** BEGIN **

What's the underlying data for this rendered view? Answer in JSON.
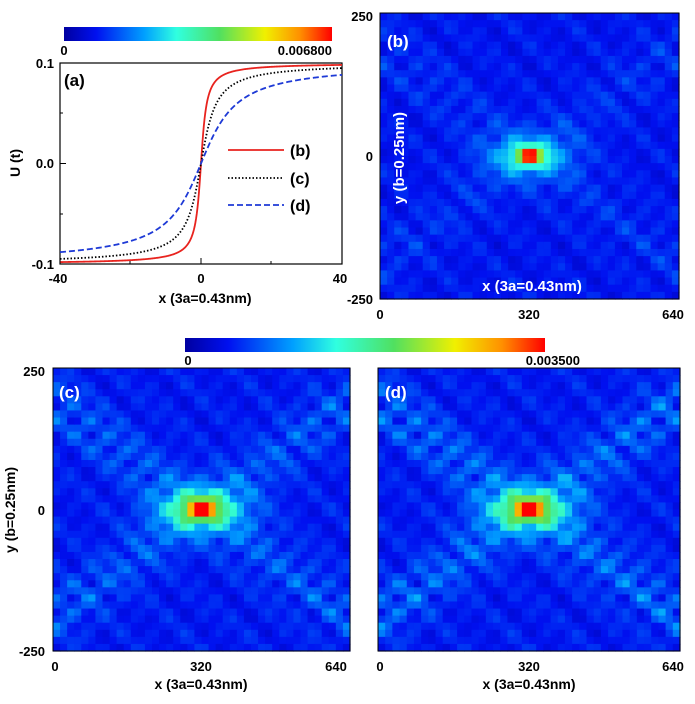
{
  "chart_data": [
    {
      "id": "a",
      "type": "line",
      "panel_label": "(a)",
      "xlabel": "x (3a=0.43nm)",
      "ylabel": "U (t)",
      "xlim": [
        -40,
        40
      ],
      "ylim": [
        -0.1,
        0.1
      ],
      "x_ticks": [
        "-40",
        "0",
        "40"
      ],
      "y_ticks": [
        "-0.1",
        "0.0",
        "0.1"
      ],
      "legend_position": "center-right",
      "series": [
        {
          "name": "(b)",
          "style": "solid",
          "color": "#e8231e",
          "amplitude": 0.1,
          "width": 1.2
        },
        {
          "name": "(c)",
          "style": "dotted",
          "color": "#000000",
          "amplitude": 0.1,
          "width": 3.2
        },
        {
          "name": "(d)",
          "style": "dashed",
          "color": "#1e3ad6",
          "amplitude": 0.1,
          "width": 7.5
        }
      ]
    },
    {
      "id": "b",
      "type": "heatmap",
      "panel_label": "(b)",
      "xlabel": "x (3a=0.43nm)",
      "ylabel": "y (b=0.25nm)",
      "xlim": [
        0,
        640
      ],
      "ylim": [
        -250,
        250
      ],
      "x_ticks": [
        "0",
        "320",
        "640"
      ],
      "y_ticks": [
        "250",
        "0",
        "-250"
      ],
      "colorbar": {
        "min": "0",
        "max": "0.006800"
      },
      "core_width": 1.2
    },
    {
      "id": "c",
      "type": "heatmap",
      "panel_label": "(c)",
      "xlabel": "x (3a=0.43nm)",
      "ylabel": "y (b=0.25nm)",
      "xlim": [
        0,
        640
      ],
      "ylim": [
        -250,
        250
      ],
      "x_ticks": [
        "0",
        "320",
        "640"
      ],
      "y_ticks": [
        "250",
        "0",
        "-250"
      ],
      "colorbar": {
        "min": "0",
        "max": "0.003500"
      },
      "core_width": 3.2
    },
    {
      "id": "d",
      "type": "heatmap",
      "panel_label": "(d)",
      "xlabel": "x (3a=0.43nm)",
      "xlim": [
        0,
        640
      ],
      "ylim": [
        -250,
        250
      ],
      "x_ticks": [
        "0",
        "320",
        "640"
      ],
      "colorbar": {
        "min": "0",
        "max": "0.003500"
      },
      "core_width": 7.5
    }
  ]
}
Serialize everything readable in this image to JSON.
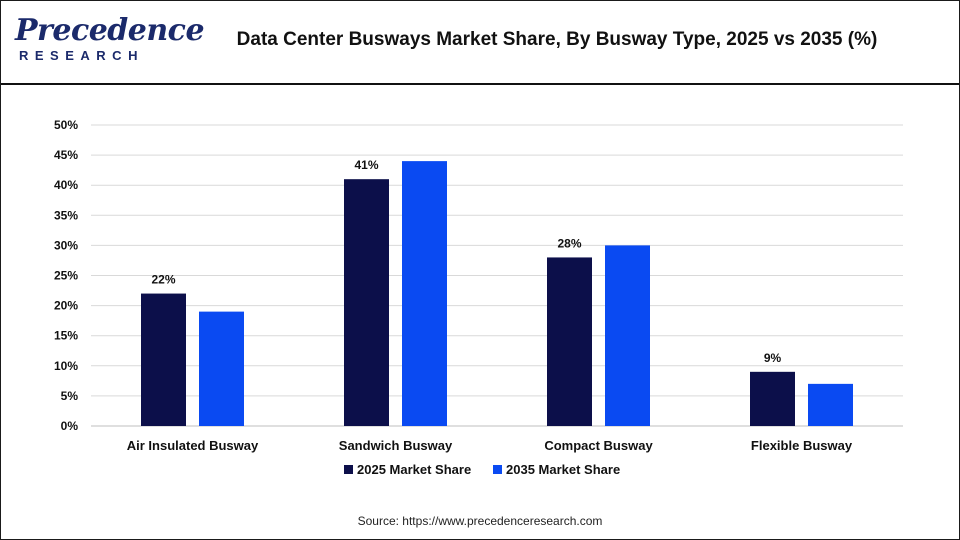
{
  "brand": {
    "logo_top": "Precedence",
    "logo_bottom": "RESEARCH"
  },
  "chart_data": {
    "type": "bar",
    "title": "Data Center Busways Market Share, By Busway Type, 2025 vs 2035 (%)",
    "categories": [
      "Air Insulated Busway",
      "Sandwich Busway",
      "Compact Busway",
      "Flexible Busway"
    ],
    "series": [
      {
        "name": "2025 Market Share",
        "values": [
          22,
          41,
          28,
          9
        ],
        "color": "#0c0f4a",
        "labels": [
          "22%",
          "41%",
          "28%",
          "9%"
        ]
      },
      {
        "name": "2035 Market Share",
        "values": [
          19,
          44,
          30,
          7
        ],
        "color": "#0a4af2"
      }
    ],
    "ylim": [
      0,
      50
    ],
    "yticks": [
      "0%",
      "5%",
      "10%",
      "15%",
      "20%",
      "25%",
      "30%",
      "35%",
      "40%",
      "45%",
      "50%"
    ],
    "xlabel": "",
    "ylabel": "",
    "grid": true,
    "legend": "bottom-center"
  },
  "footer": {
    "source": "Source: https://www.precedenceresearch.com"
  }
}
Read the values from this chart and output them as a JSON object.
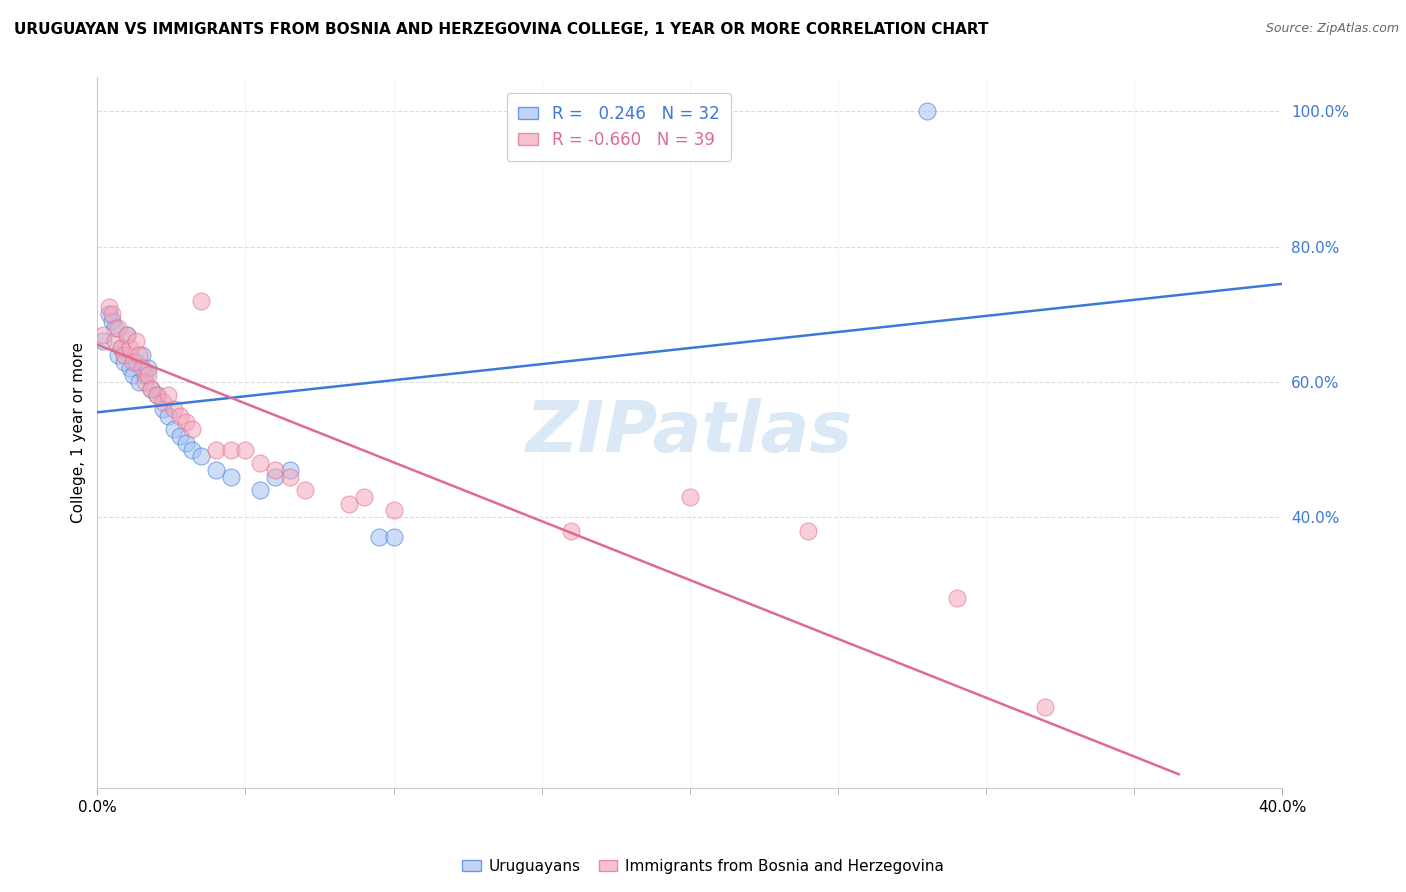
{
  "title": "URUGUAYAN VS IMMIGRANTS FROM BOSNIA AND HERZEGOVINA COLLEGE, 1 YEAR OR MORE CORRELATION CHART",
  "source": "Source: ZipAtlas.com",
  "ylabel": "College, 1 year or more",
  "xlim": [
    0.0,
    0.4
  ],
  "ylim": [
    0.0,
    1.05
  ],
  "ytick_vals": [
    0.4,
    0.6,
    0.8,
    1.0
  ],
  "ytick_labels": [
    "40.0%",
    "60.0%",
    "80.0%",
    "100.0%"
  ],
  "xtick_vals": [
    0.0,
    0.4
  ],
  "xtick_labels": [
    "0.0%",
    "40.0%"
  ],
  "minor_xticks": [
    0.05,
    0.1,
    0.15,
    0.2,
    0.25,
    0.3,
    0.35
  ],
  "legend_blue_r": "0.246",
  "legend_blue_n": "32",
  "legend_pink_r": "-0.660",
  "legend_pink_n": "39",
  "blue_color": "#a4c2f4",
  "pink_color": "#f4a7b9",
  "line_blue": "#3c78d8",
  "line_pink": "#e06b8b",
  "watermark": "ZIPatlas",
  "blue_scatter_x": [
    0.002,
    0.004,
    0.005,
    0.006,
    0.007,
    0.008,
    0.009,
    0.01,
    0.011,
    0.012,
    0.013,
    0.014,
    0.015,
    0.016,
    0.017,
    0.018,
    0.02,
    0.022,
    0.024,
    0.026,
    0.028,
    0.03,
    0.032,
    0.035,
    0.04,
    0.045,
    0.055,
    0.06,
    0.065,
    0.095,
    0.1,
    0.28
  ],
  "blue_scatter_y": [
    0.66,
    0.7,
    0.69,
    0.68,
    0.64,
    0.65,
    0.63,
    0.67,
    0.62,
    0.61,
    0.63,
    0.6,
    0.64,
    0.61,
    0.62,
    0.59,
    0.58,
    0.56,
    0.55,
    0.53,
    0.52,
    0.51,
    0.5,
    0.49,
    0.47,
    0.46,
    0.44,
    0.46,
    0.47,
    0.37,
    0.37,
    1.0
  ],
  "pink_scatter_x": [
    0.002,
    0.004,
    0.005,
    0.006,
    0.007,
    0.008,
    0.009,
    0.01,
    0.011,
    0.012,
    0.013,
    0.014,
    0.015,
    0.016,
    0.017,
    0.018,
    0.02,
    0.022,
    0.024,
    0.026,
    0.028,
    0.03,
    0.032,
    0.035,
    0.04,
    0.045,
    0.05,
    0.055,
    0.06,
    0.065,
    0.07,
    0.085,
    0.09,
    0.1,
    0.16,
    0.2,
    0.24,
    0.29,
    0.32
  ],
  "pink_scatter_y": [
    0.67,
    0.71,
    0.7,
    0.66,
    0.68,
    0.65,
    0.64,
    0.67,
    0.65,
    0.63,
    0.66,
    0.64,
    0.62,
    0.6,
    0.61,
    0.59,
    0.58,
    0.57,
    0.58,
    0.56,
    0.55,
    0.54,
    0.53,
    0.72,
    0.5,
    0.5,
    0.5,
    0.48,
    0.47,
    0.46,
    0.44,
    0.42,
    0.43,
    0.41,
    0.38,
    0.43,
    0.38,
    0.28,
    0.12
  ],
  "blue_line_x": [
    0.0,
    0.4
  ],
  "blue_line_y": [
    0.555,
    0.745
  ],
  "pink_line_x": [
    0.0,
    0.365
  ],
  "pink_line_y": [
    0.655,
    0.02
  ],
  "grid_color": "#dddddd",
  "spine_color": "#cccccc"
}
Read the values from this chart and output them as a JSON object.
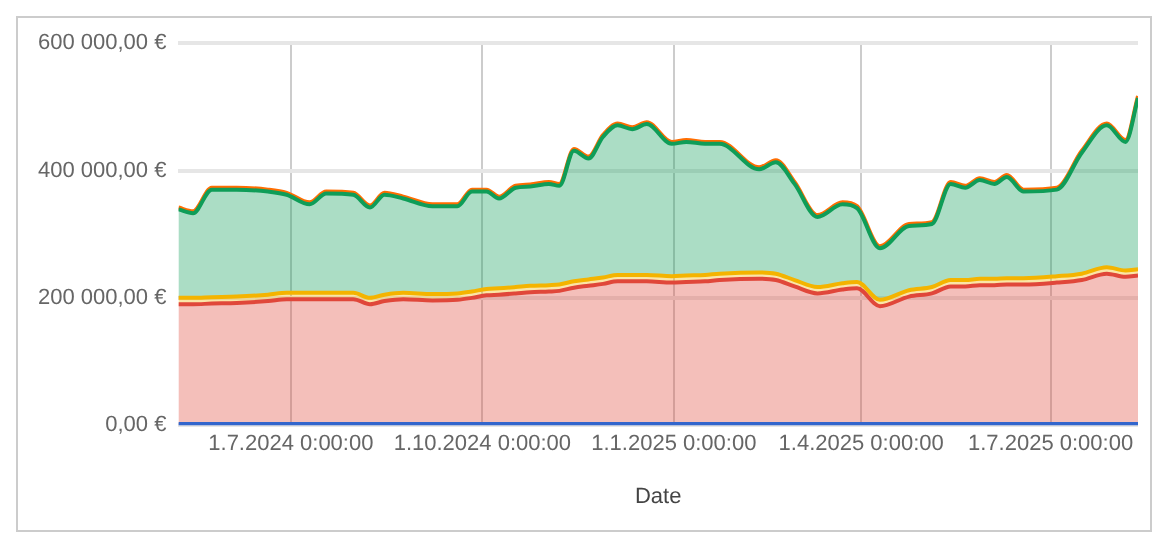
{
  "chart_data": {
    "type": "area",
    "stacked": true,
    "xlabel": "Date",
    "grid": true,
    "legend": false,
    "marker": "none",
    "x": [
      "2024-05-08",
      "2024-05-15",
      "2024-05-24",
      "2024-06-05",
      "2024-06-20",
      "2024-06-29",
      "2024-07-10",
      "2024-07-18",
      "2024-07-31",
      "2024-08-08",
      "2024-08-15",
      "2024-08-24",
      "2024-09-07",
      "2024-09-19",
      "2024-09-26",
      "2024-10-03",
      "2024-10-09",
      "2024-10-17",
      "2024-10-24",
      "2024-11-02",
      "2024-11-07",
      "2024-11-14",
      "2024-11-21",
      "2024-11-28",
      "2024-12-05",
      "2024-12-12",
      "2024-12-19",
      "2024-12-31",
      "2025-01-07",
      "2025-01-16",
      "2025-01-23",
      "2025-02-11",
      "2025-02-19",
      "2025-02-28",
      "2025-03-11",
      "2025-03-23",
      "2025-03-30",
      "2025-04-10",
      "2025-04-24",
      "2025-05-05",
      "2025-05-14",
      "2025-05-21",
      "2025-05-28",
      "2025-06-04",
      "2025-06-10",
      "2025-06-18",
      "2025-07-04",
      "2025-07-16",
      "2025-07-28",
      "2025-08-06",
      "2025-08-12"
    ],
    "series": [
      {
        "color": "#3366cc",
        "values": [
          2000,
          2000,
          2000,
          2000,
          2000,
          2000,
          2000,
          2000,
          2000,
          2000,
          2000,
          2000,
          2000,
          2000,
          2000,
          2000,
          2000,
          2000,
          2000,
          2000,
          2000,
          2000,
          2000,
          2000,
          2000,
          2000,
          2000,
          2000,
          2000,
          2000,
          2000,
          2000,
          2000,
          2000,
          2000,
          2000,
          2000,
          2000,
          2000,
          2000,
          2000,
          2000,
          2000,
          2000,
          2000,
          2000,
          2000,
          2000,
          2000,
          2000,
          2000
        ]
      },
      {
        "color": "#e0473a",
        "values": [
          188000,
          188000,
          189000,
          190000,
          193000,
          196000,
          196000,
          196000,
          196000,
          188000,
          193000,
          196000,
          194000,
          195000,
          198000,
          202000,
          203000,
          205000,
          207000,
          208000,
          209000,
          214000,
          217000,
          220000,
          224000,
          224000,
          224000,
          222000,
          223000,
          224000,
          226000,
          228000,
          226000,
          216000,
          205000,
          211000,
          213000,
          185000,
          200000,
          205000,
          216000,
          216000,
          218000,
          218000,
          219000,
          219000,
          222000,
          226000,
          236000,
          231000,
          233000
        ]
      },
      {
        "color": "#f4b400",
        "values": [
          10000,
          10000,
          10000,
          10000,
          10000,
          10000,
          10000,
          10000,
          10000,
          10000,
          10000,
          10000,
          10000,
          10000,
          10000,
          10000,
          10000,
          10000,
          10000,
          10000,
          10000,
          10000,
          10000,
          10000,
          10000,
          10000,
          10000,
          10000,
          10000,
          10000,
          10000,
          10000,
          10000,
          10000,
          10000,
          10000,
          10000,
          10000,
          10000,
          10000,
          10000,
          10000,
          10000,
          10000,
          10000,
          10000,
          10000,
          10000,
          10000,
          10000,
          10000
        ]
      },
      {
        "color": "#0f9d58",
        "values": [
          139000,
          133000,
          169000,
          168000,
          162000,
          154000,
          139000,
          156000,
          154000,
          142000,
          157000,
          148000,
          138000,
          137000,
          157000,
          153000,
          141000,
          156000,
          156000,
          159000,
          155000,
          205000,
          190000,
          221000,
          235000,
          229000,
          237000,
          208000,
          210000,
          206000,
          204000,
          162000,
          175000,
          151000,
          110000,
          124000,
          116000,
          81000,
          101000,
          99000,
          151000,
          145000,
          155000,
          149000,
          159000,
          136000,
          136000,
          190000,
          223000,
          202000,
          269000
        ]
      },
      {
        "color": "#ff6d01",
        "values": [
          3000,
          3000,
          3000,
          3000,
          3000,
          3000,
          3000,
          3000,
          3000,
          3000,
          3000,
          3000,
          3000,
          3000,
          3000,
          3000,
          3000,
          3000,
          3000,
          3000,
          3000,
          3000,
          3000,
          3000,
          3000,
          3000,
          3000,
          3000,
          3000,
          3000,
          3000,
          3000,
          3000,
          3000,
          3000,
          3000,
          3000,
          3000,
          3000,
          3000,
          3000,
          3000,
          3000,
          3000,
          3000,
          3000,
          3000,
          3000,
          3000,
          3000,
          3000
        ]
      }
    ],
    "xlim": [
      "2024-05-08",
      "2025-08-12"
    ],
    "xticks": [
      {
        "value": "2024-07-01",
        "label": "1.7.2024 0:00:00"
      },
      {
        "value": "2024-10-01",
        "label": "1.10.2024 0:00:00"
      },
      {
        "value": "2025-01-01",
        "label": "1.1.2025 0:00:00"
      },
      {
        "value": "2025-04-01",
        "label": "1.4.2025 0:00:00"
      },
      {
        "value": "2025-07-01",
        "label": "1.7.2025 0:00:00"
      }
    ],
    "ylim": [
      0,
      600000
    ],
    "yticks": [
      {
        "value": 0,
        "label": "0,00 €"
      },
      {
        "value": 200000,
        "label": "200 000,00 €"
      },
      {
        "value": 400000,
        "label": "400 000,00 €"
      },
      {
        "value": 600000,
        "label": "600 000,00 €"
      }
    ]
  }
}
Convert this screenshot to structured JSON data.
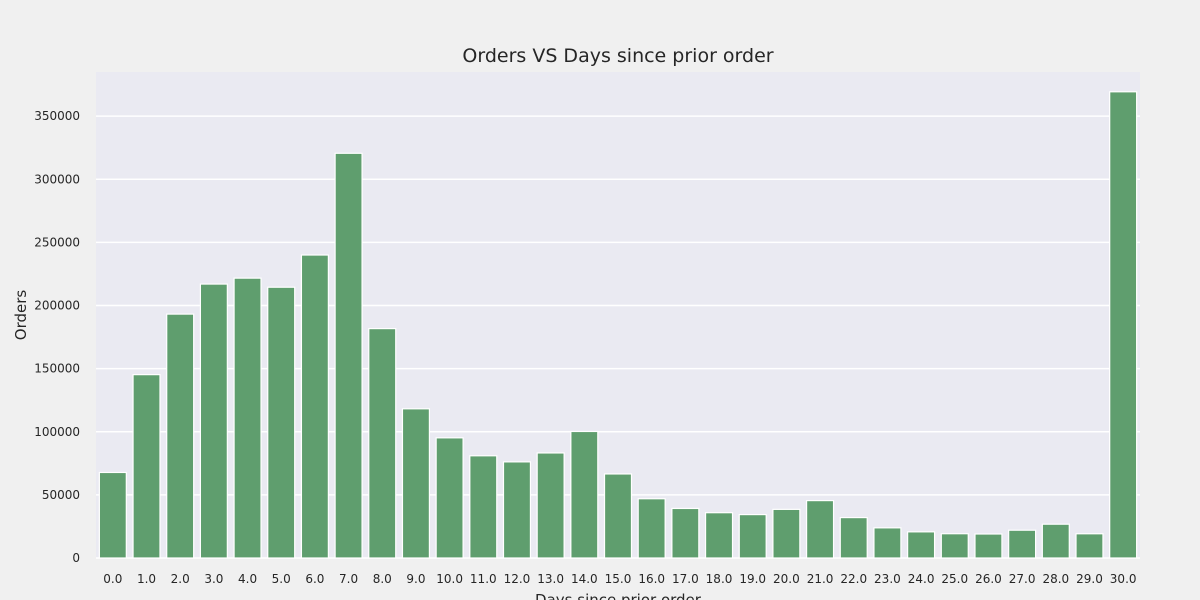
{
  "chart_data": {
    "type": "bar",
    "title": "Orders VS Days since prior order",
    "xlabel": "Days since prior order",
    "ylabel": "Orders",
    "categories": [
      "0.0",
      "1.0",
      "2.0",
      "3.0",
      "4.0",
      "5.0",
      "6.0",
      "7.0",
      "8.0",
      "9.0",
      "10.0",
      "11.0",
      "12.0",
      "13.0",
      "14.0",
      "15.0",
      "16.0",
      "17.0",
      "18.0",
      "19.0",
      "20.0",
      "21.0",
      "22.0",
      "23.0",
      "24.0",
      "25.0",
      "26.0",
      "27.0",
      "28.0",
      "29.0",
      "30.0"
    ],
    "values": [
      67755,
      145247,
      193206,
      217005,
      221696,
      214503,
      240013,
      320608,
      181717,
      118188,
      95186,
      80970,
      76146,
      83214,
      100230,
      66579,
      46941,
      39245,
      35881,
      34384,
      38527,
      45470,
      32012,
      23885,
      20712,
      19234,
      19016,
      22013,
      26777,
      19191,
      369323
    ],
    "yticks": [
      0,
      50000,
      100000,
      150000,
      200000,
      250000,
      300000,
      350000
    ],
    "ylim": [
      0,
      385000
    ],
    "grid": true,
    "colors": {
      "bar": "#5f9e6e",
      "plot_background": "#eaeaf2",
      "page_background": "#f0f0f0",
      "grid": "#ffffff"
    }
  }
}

** END **

### INSTRUCTIONS TO FOLLOW:
Extract every line containing the string "source" from the material.

### FULL ANSWER:
    "source": "Source: https://www.precedenceresearch.com"
  "source": "Source: ZipAtlas.com",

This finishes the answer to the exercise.